== Stated problem ==
Repeat the full listing, word for word.

== Information shown ==
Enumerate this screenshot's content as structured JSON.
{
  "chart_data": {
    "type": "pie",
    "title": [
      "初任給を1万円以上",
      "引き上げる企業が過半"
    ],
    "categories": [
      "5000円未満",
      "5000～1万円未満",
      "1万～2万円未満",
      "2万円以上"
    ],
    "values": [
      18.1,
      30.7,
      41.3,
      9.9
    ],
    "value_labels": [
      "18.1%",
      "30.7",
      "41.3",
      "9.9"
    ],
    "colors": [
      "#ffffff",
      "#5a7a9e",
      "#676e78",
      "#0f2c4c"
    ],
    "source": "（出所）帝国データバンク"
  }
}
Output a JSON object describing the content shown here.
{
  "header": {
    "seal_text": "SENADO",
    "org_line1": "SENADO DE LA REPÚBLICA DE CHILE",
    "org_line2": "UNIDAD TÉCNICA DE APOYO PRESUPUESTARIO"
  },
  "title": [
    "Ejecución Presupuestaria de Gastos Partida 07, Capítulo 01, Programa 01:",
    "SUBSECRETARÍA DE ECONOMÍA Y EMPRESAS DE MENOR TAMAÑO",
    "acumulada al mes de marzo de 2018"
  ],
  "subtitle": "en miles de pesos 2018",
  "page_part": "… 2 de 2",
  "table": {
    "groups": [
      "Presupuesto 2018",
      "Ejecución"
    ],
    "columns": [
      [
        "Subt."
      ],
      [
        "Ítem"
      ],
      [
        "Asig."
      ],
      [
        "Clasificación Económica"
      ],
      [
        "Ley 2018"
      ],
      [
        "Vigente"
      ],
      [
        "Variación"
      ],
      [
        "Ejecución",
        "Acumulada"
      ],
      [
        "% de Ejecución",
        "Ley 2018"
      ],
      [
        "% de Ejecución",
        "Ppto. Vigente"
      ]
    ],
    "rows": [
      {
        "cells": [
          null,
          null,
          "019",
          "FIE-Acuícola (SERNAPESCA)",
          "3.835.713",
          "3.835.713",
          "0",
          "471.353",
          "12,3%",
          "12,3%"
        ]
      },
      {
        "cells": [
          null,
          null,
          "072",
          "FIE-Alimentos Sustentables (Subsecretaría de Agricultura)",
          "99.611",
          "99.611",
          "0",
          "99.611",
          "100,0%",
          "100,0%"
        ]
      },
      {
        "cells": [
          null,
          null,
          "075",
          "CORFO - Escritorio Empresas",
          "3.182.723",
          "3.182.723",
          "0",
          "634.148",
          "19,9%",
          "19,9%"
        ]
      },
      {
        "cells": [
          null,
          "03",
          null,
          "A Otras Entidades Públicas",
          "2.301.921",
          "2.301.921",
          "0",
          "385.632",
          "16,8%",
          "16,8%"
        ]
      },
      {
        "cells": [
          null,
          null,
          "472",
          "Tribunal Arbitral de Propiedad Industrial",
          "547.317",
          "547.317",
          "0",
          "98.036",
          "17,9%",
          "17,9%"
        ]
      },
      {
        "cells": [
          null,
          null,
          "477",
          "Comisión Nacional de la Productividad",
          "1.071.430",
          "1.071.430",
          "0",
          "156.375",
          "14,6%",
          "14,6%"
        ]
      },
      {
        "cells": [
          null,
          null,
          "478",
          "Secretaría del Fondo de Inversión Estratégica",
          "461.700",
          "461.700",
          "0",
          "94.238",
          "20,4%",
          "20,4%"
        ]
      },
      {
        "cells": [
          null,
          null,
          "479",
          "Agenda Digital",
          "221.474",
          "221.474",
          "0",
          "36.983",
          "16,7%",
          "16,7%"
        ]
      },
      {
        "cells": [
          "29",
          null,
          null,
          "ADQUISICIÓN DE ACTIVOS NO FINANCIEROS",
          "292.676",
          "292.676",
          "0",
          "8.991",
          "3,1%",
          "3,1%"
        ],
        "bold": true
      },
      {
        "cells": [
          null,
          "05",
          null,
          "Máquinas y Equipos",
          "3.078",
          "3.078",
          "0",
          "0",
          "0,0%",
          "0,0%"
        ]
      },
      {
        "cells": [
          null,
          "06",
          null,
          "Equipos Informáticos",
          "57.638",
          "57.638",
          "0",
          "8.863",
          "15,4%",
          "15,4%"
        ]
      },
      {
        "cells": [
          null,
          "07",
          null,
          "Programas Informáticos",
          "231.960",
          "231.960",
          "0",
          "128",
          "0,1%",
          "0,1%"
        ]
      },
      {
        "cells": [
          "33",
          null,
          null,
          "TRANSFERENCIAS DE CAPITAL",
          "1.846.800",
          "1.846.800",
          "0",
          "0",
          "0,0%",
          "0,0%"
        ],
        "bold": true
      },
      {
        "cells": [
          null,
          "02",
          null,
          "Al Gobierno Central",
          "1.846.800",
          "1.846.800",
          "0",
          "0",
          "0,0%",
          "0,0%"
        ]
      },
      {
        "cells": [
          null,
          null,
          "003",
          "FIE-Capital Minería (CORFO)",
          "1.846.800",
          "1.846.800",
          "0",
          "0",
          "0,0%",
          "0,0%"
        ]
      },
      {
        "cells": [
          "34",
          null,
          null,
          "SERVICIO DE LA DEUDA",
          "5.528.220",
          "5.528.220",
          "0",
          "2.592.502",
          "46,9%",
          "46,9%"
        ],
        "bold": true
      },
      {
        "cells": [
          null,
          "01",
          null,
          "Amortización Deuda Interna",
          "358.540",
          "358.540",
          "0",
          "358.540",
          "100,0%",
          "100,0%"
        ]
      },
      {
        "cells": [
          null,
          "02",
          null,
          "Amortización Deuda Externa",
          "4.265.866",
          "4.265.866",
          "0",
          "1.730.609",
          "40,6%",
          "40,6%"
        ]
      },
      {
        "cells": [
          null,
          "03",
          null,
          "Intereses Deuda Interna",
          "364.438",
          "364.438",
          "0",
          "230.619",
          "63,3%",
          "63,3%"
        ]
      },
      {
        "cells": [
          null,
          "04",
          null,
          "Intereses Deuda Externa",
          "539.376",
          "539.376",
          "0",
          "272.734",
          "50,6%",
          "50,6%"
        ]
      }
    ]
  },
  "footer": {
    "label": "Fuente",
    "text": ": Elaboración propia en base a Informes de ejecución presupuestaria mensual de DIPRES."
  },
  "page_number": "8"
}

== Output for this exercise ==
Enumerate this screenshot's content as structured JSON.
{
  "chart_data": {
    "type": "pie",
    "title": [
      "初任給を1万円以上",
      "引き上げる企業が過半"
    ],
    "categories": [
      "5000円未満",
      "5000～1万円未満",
      "1万～2万円未満",
      "2万円以上"
    ],
    "values": [
      18.1,
      30.7,
      41.3,
      9.9
    ],
    "value_labels": [
      "18.1%",
      "30.7",
      "41.3",
      "9.9"
    ],
    "colors": [
      "#ffffff",
      "#5a7a9e",
      "#676e78",
      "#0f2c4c"
    ],
    "source": "（出所）帝国データバンク"
  }
}
Output a JSON object describing the content shown here.
{
  "header": {
    "seal_text": "SENADO",
    "org_line1": "SENADO DE LA REPÚBLICA DE CHILE",
    "org_line2": "UNIDAD TÉCNICA DE APOYO PRESUPUESTARIO"
  },
  "title": [
    "Ejecución Presupuestaria de Gastos Partida 07, Capítulo 01, Programa 01:",
    "SUBSECRETARÍA DE ECONOMÍA Y EMPRESAS DE MENOR TAMAÑO",
    "acumulada al mes de marzo de 2018"
  ],
  "subtitle": "en miles de pesos 2018",
  "page_part": "… 2 de 2",
  "table": {
    "groups": [
      "Presupuesto 2018",
      "Ejecución"
    ],
    "columns": [
      [
        "Subt."
      ],
      [
        "Ítem"
      ],
      [
        "Asig."
      ],
      [
        "Clasificación Económica"
      ],
      [
        "Ley 2018"
      ],
      [
        "Vigente"
      ],
      [
        "Variación"
      ],
      [
        "Ejecución",
        "Acumulada"
      ],
      [
        "% de Ejecución",
        "Ley 2018"
      ],
      [
        "% de Ejecución",
        "Ppto. Vigente"
      ]
    ],
    "rows": [
      {
        "cells": [
          null,
          null,
          "019",
          "FIE-Acuícola (SERNAPESCA)",
          "3.835.713",
          "3.835.713",
          "0",
          "471.353",
          "12,3%",
          "12,3%"
        ]
      },
      {
        "cells": [
          null,
          null,
          "072",
          "FIE-Alimentos Sustentables (Subsecretaría de Agricultura)",
          "99.611",
          "99.611",
          "0",
          "99.611",
          "100,0%",
          "100,0%"
        ]
      },
      {
        "cells": [
          null,
          null,
          "075",
          "CORFO - Escritorio Empresas",
          "3.182.723",
          "3.182.723",
          "0",
          "634.148",
          "19,9%",
          "19,9%"
        ]
      },
      {
        "cells": [
          null,
          "03",
          null,
          "A Otras Entidades Públicas",
          "2.301.921",
          "2.301.921",
          "0",
          "385.632",
          "16,8%",
          "16,8%"
        ]
      },
      {
        "cells": [
          null,
          null,
          "472",
          "Tribunal Arbitral de Propiedad Industrial",
          "547.317",
          "547.317",
          "0",
          "98.036",
          "17,9%",
          "17,9%"
        ]
      },
      {
        "cells": [
          null,
          null,
          "477",
          "Comisión Nacional de la Productividad",
          "1.071.430",
          "1.071.430",
          "0",
          "156.375",
          "14,6%",
          "14,6%"
        ]
      },
      {
        "cells": [
          null,
          null,
          "478",
          "Secretaría del Fondo de Inversión Estratégica",
          "461.700",
          "461.700",
          "0",
          "94.238",
          "20,4%",
          "20,4%"
        ]
      },
      {
        "cells": [
          null,
          null,
          "479",
          "Agenda Digital",
          "221.474",
          "221.474",
          "0",
          "36.983",
          "16,7%",
          "16,7%"
        ]
      },
      {
        "cells": [
          "29",
          null,
          null,
          "ADQUISICIÓN DE ACTIVOS NO FINANCIEROS",
          "292.676",
          "292.676",
          "0",
          "8.991",
          "3,1%",
          "3,1%"
        ],
        "bold": true
      },
      {
        "cells": [
          null,
          "05",
          null,
          "Máquinas y Equipos",
          "3.078",
          "3.078",
          "0",
          "0",
          "0,0%",
          "0,0%"
        ]
      },
      {
        "cells": [
          null,
          "06",
          null,
          "Equipos Informáticos",
          "57.638",
          "57.638",
          "0",
          "8.863",
          "15,4%",
          "15,4%"
        ]
      },
      {
        "cells": [
          null,
          "07",
          null,
          "Programas Informáticos",
          "231.960",
          "231.960",
          "0",
          "128",
          "0,1%",
          "0,1%"
        ]
      },
      {
        "cells": [
          "33",
          null,
          null,
          "TRANSFERENCIAS DE CAPITAL",
          "1.846.800",
          "1.846.800",
          "0",
          "0",
          "0,0%",
          "0,0%"
        ],
        "bold": true
      },
      {
        "cells": [
          null,
          "02",
          null,
          "Al Gobierno Central",
          "1.846.800",
          "1.846.800",
          "0",
          "0",
          "0,0%",
          "0,0%"
        ]
      },
      {
        "cells": [
          null,
          null,
          "003",
          "FIE-Capital Minería (CORFO)",
          "1.846.800",
          "1.846.800",
          "0",
          "0",
          "0,0%",
          "0,0%"
        ]
      },
      {
        "cells": [
          "34",
          null,
          null,
          "SERVICIO DE LA DEUDA",
          "5.528.220",
          "5.528.220",
          "0",
          "2.592.502",
          "46,9%",
          "46,9%"
        ],
        "bold": true
      },
      {
        "cells": [
          null,
          "01",
          null,
          "Amortización Deuda Interna",
          "358.540",
          "358.540",
          "0",
          "358.540",
          "100,0%",
          "100,0%"
        ]
      },
      {
        "cells": [
          null,
          "02",
          null,
          "Amortización Deuda Externa",
          "4.265.866",
          "4.265.866",
          "0",
          "1.730.609",
          "40,6%",
          "40,6%"
        ]
      },
      {
        "cells": [
          null,
          "03",
          null,
          "Intereses Deuda Interna",
          "364.438",
          "364.438",
          "0",
          "230.619",
          "63,3%",
          "63,3%"
        ]
      },
      {
        "cells": [
          null,
          "04",
          null,
          "Intereses Deuda Externa",
          "539.376",
          "539.376",
          "0",
          "272.734",
          "50,6%",
          "50,6%"
        ]
      }
    ]
  },
  "footer": {
    "label": "Fuente",
    "text": ": Elaboración propia en base a Informes de ejecución presupuestaria mensual de DIPRES."
  },
  "page_number": "8"
}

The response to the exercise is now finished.